**EXERCISE BRIEF**
Set out the data from its first line through the line containing "data-point-le bbox=[431, 53, 437, 59]" as a Markdown table. Use a column named No. for the row number and a column named Entry for the line, and skip any blank lines.
— start MATERIAL SHOWN —
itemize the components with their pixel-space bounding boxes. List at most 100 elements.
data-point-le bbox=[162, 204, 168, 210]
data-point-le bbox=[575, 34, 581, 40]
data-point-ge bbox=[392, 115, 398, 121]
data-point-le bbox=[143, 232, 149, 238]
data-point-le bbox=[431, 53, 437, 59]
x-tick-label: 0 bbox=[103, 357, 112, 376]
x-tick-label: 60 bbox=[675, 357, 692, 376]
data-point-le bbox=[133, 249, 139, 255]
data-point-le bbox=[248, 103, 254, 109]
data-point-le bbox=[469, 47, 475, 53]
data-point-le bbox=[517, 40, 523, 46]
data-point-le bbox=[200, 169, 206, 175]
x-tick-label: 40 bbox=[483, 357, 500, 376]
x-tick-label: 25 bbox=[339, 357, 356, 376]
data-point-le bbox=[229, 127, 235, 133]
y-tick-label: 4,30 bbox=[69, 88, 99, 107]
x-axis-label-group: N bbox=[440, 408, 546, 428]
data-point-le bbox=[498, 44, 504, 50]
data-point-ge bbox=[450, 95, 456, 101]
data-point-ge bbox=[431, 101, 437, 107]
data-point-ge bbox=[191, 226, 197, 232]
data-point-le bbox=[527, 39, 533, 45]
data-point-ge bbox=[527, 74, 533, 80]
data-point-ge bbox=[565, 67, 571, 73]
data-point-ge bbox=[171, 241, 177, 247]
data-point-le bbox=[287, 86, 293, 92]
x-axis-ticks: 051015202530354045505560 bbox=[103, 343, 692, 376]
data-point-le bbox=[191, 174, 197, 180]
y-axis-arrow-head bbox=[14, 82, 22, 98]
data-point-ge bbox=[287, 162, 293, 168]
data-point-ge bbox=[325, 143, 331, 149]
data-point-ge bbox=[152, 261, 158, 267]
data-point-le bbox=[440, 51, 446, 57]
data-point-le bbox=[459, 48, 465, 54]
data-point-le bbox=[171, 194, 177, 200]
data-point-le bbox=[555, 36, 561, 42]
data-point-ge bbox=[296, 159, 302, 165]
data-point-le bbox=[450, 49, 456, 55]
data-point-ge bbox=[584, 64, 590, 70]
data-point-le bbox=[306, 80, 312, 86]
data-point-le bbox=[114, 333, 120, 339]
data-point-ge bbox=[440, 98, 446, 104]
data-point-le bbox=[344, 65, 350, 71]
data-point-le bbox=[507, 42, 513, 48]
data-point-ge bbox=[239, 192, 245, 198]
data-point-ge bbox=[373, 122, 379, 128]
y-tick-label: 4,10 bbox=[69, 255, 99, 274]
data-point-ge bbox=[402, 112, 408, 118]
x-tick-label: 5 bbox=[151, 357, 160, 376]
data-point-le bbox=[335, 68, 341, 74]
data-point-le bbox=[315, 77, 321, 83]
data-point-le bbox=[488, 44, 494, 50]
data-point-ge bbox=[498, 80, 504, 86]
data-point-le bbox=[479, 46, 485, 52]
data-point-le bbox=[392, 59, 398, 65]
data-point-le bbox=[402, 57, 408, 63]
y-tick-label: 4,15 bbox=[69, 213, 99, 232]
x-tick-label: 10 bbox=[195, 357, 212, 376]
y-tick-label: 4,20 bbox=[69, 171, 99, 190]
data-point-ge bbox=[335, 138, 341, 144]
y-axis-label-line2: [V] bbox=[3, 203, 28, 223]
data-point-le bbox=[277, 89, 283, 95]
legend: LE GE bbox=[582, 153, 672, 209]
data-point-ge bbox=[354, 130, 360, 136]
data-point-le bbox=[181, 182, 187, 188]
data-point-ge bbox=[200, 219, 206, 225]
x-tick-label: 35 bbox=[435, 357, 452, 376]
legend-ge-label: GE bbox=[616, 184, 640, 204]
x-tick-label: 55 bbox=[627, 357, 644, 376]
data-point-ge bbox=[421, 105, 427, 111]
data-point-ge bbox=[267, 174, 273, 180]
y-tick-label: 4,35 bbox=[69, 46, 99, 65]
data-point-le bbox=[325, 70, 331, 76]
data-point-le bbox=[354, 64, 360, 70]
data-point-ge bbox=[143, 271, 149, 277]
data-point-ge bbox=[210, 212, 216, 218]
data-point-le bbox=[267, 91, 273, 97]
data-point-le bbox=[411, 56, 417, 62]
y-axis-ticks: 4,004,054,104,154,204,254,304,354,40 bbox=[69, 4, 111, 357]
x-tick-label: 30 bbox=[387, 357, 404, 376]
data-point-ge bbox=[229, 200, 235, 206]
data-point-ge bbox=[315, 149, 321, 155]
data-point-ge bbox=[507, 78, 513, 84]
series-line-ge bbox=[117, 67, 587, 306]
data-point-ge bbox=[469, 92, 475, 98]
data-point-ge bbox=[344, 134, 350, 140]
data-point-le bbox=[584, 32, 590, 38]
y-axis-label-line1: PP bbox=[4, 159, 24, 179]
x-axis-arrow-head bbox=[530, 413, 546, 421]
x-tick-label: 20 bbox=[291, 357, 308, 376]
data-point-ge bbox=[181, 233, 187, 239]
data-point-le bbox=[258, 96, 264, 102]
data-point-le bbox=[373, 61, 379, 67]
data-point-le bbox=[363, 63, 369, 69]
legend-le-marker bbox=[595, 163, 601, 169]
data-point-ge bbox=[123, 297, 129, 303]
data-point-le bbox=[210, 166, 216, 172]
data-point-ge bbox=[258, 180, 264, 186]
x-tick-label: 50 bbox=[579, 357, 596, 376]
— end MATERIAL SHOWN —
**EXERCISE ANSWER**
| No. | Entry |
|---|---|
| 1 | itemize the components with their pixel-space bounding boxes. List at most 100 elements. |
| 2 | data-point-le bbox=[162, 204, 168, 210] |
| 3 | data-point-le bbox=[575, 34, 581, 40] |
| 4 | data-point-ge bbox=[392, 115, 398, 121] |
| 5 | data-point-le bbox=[143, 232, 149, 238] |
| 6 | data-point-le bbox=[431, 53, 437, 59] |